#### [Available data]
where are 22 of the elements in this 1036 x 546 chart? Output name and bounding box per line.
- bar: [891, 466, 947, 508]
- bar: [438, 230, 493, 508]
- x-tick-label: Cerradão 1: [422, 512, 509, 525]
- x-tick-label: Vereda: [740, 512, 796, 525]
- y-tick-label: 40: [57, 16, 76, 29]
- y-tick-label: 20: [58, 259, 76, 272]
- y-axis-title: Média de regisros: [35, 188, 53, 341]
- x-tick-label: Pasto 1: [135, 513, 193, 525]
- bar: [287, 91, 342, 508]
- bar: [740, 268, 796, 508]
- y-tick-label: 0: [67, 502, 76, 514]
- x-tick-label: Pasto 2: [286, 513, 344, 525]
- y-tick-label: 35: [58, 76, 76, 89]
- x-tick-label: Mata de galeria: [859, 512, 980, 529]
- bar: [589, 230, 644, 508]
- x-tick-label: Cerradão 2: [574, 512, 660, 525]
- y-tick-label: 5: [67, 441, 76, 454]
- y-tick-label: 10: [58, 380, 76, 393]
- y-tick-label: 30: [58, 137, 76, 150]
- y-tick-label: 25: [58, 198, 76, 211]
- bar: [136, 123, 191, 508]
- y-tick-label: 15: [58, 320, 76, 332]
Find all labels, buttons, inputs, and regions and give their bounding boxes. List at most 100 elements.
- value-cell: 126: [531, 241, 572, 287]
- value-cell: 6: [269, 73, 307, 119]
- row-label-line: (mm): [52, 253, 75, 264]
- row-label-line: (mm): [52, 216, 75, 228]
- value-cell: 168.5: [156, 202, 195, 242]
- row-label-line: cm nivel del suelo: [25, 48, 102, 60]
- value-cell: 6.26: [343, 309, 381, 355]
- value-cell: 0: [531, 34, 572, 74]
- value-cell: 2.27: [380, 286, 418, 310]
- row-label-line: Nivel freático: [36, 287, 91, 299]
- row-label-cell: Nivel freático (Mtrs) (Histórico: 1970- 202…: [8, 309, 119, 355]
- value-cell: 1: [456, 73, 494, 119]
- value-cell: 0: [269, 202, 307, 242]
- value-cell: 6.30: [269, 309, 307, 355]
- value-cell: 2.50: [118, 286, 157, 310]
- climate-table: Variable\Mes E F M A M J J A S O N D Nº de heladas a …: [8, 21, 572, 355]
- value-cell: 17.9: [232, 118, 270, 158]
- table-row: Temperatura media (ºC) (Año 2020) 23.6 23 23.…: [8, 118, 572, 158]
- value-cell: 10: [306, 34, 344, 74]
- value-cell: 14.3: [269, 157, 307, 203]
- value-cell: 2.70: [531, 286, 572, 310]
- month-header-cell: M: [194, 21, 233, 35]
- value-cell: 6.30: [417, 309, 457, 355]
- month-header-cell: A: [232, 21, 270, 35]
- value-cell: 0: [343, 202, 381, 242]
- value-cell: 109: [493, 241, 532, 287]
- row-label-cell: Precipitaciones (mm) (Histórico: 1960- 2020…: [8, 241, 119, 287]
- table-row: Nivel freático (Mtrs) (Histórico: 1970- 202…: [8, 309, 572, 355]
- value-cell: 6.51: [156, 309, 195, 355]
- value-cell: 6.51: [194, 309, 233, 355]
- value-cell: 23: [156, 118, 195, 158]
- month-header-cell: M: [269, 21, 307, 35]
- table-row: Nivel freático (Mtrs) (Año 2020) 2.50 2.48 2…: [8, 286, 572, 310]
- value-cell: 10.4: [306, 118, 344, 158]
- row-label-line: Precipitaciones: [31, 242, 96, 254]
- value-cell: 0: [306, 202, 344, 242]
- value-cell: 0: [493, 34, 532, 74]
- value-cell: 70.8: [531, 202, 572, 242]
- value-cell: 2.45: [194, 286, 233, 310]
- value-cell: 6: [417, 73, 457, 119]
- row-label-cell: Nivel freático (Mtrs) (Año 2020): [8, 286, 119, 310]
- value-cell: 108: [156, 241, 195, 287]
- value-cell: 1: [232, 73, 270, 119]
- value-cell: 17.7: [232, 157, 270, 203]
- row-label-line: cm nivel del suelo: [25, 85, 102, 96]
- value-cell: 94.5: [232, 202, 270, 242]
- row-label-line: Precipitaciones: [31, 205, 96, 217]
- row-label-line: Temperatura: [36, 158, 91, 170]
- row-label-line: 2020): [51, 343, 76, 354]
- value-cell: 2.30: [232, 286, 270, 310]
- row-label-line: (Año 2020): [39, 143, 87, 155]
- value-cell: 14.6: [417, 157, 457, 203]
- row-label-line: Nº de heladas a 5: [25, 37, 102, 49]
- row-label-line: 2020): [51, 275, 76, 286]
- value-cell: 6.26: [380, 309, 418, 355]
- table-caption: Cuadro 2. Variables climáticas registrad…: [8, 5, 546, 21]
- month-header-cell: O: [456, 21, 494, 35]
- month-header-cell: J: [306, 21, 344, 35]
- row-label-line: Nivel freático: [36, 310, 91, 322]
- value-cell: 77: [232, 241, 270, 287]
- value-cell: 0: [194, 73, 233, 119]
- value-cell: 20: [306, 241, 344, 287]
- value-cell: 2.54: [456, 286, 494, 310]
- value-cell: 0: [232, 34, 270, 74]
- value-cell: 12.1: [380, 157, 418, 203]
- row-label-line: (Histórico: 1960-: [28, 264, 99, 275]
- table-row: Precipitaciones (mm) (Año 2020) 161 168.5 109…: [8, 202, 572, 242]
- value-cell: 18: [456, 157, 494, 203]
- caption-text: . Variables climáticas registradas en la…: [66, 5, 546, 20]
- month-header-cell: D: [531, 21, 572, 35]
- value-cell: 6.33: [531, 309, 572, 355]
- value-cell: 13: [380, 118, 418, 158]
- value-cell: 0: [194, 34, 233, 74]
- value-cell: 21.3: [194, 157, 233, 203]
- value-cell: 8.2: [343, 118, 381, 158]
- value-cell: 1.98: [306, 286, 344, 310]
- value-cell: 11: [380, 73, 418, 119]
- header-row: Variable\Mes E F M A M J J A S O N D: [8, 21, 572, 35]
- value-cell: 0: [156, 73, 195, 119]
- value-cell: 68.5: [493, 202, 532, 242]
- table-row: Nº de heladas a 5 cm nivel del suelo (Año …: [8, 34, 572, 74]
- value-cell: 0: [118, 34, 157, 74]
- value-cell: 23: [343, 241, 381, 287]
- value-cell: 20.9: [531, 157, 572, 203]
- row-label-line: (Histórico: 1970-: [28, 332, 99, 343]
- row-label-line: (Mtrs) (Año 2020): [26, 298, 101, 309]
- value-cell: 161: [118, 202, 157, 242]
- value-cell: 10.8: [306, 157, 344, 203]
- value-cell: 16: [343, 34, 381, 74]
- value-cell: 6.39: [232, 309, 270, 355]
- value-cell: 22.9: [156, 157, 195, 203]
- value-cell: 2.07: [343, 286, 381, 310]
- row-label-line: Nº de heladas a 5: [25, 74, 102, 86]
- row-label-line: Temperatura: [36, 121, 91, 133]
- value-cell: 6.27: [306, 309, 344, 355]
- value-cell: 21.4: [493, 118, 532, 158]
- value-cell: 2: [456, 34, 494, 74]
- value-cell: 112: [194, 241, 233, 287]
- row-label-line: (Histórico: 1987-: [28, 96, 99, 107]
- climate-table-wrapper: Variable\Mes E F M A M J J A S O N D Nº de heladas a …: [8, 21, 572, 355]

#### [Instructions for the task]
Return every line of the material above, unchanged and in the same order.

#### [Output below]
where are 22 of the elements in this 1036 x 546 chart? Output name and bounding box per line.
- bar: [891, 466, 947, 508]
- bar: [438, 230, 493, 508]
- x-tick-label: Cerradão 1: [422, 512, 509, 525]
- x-tick-label: Vereda: [740, 512, 796, 525]
- y-tick-label: 40: [57, 16, 76, 29]
- y-tick-label: 20: [58, 259, 76, 272]
- y-axis-title: Média de regisros: [35, 188, 53, 341]
- x-tick-label: Pasto 1: [135, 513, 193, 525]
- bar: [287, 91, 342, 508]
- bar: [740, 268, 796, 508]
- y-tick-label: 0: [67, 502, 76, 514]
- x-tick-label: Pasto 2: [286, 513, 344, 525]
- y-tick-label: 35: [58, 76, 76, 89]
- x-tick-label: Mata de galeria: [859, 512, 980, 529]
- bar: [589, 230, 644, 508]
- x-tick-label: Cerradão 2: [574, 512, 660, 525]
- y-tick-label: 5: [67, 441, 76, 454]
- y-tick-label: 10: [58, 380, 76, 393]
- y-tick-label: 30: [58, 137, 76, 150]
- y-tick-label: 25: [58, 198, 76, 211]
- bar: [136, 123, 191, 508]
- y-tick-label: 15: [58, 320, 76, 332]
Find all labels, buttons, inputs, and regions and give their bounding boxes. List at most 100 elements.
- value-cell: 126: [531, 241, 572, 287]
- value-cell: 6: [269, 73, 307, 119]
- row-label-line: (mm): [52, 253, 75, 264]
- row-label-line: (mm): [52, 216, 75, 228]
- value-cell: 168.5: [156, 202, 195, 242]
- row-label-line: cm nivel del suelo: [25, 48, 102, 60]
- value-cell: 6.26: [343, 309, 381, 355]
- value-cell: 0: [531, 34, 572, 74]
- value-cell: 2.27: [380, 286, 418, 310]
- row-label-line: Nivel freático: [36, 287, 91, 299]
- row-label-cell: Nivel freático (Mtrs) (Histórico: 1970- 202…: [8, 309, 119, 355]
- value-cell: 1: [456, 73, 494, 119]
- value-cell: 0: [269, 202, 307, 242]
- value-cell: 6.30: [269, 309, 307, 355]
- value-cell: 2.50: [118, 286, 157, 310]
- climate-table: Variable\Mes E F M A M J J A S O N D Nº de heladas a …: [8, 21, 572, 355]
- value-cell: 17.9: [232, 118, 270, 158]
- table-row: Temperatura media (ºC) (Año 2020) 23.6 23 23.…: [8, 118, 572, 158]
- value-cell: 10: [306, 34, 344, 74]
- value-cell: 14.3: [269, 157, 307, 203]
- value-cell: 2.70: [531, 286, 572, 310]
- month-header-cell: M: [194, 21, 233, 35]
- value-cell: 6.30: [417, 309, 457, 355]
- month-header-cell: A: [232, 21, 270, 35]
- value-cell: 0: [343, 202, 381, 242]
- value-cell: 109: [493, 241, 532, 287]
- row-label-cell: Precipitaciones (mm) (Histórico: 1960- 2020…: [8, 241, 119, 287]
- table-row: Nivel freático (Mtrs) (Histórico: 1970- 202…: [8, 309, 572, 355]
- value-cell: 6.51: [156, 309, 195, 355]
- value-cell: 6.51: [194, 309, 233, 355]
- value-cell: 23: [156, 118, 195, 158]
- month-header-cell: M: [269, 21, 307, 35]
- table-row: Nivel freático (Mtrs) (Año 2020) 2.50 2.48 2…: [8, 286, 572, 310]
- value-cell: 10.4: [306, 118, 344, 158]
- row-label-line: Precipitaciones: [31, 242, 96, 254]
- value-cell: 0: [306, 202, 344, 242]
- value-cell: 0: [493, 34, 532, 74]
- value-cell: 70.8: [531, 202, 572, 242]
- value-cell: 2.45: [194, 286, 233, 310]
- value-cell: 6: [417, 73, 457, 119]
- row-label-cell: Nivel freático (Mtrs) (Año 2020): [8, 286, 119, 310]
- value-cell: 108: [156, 241, 195, 287]
- value-cell: 1: [232, 73, 270, 119]
- value-cell: 17.7: [232, 157, 270, 203]
- row-label-line: cm nivel del suelo: [25, 85, 102, 96]
- value-cell: 94.5: [232, 202, 270, 242]
- row-label-line: Precipitaciones: [31, 205, 96, 217]
- row-label-line: Temperatura: [36, 158, 91, 170]
- row-label-line: 2020): [51, 343, 76, 354]
- value-cell: 2.30: [232, 286, 270, 310]
- row-label-line: (Año 2020): [39, 143, 87, 155]
- value-cell: 14.6: [417, 157, 457, 203]
- row-label-line: Nº de heladas a 5: [25, 37, 102, 49]
- row-label-line: 2020): [51, 275, 76, 286]
- value-cell: 6.26: [380, 309, 418, 355]
- table-caption: Cuadro 2. Variables climáticas registrad…: [8, 5, 546, 21]
- month-header-cell: O: [456, 21, 494, 35]
- month-header-cell: J: [306, 21, 344, 35]
- row-label-line: Nivel freático: [36, 310, 91, 322]
- value-cell: 77: [232, 241, 270, 287]
- value-cell: 0: [194, 73, 233, 119]
- value-cell: 20: [306, 241, 344, 287]
- value-cell: 2.54: [456, 286, 494, 310]
- value-cell: 0: [232, 34, 270, 74]
- value-cell: 12.1: [380, 157, 418, 203]
- row-label-line: (Histórico: 1960-: [28, 264, 99, 275]
- table-row: Precipitaciones (mm) (Año 2020) 161 168.5 109…: [8, 202, 572, 242]
- value-cell: 18: [456, 157, 494, 203]
- caption-text: . Variables climáticas registradas en la…: [66, 5, 546, 20]
- month-header-cell: D: [531, 21, 572, 35]
- value-cell: 6.33: [531, 309, 572, 355]
- value-cell: 13: [380, 118, 418, 158]
- value-cell: 0: [194, 34, 233, 74]
- value-cell: 21.3: [194, 157, 233, 203]
- value-cell: 8.2: [343, 118, 381, 158]
- value-cell: 1.98: [306, 286, 344, 310]
- value-cell: 11: [380, 73, 418, 119]
- header-row: Variable\Mes E F M A M J J A S O N D: [8, 21, 572, 35]
- value-cell: 0: [156, 73, 195, 119]
- value-cell: 68.5: [493, 202, 532, 242]
- table-row: Nº de heladas a 5 cm nivel del suelo (Año …: [8, 34, 572, 74]
- value-cell: 0: [118, 34, 157, 74]
- value-cell: 23: [343, 241, 381, 287]
- value-cell: 20.9: [531, 157, 572, 203]
- row-label-line: (Histórico: 1970-: [28, 332, 99, 343]
- row-label-line: (Mtrs) (Año 2020): [26, 298, 101, 309]
- value-cell: 161: [118, 202, 157, 242]
- value-cell: 10.8: [306, 157, 344, 203]
- value-cell: 16: [343, 34, 381, 74]
- value-cell: 6.39: [232, 309, 270, 355]
- value-cell: 22.9: [156, 157, 195, 203]
- value-cell: 2.07: [343, 286, 381, 310]
- row-label-line: Nº de heladas a 5: [25, 74, 102, 86]
- row-label-line: Temperatura: [36, 121, 91, 133]
- value-cell: 6.27: [306, 309, 344, 355]
- value-cell: 21.4: [493, 118, 532, 158]
- value-cell: 2: [456, 34, 494, 74]
- value-cell: 112: [194, 241, 233, 287]
- row-label-line: (Histórico: 1987-: [28, 96, 99, 107]
- climate-table-wrapper: Variable\Mes E F M A M J J A S O N D Nº de heladas a …: [8, 21, 572, 355]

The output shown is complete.